Omit all pictures and give the records below again exactly as written.

>> Start GIVEN RECORDS

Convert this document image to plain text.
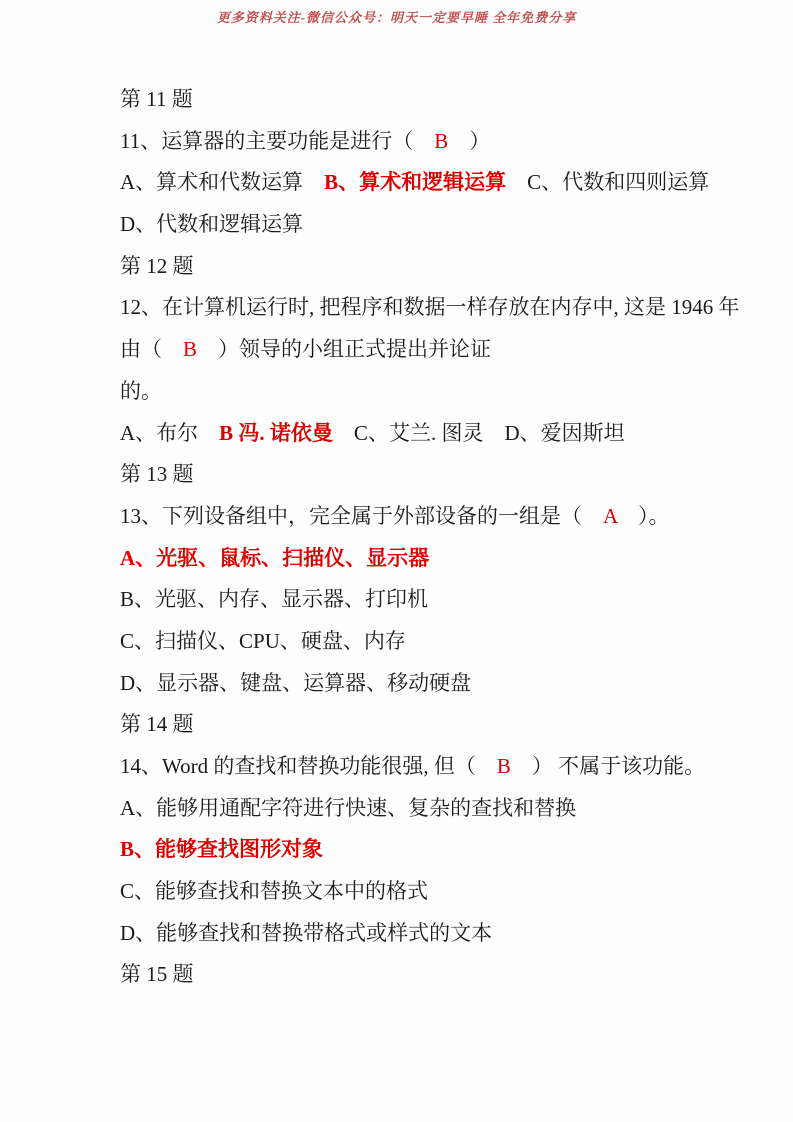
更多资料关注-微信公众号：明天一定要早睡 全年免费分享
第 11 题
11、运算器的主要功能是进行（　B　）
A、算术和代数运算　B、算术和逻辑运算　C、代数和四则运算
D、代数和逻辑运算
第 12 题
12、在计算机运行时, 把程序和数据一样存放在内存中, 这是 1946 年
由（　B　）领导的小组正式提出并论证
的。
A、布尔　B 冯. 诺依曼　C、艾兰. 图灵　D、爱因斯坦
第 13 题
13、下列设备组中，完全属于外部设备的一组是（　A　）。
A、光驱、鼠标、扫描仪、显示器
B、光驱、内存、显示器、打印机
C、扫描仪、CPU、硬盘、内存
D、显示器、键盘、运算器、移动硬盘
第 14 题
14、Word 的查找和替换功能很强, 但（　B　） 不属于该功能。
A、能够用通配字符进行快速、复杂的查找和替换
B、能够查找图形对象
C、能够查找和替换文本中的格式
D、能够查找和替换带格式或样式的文本
第 15 题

>> End GIVEN RECORDS

* [FINAL RESULT]:
Convert this document image to plain text.
更多资料关注-微信公众号：明天一定要早睡 全年免费分享
第 11 题
11、运算器的主要功能是进行（　B　）
A、算术和代数运算　B、算术和逻辑运算　C、代数和四则运算
D、代数和逻辑运算
第 12 题
12、在计算机运行时, 把程序和数据一样存放在内存中, 这是 1946 年
由（　B　）领导的小组正式提出并论证
的。
A、布尔　B 冯. 诺依曼　C、艾兰. 图灵　D、爱因斯坦
第 13 题
13、下列设备组中，完全属于外部设备的一组是（　A　）。
A、光驱、鼠标、扫描仪、显示器
B、光驱、内存、显示器、打印机
C、扫描仪、CPU、硬盘、内存
D、显示器、键盘、运算器、移动硬盘
第 14 题
14、Word 的查找和替换功能很强, 但（　B　） 不属于该功能。
A、能够用通配字符进行快速、复杂的查找和替换
B、能够查找图形对象
C、能够查找和替换文本中的格式
D、能够查找和替换带格式或样式的文本
第 15 题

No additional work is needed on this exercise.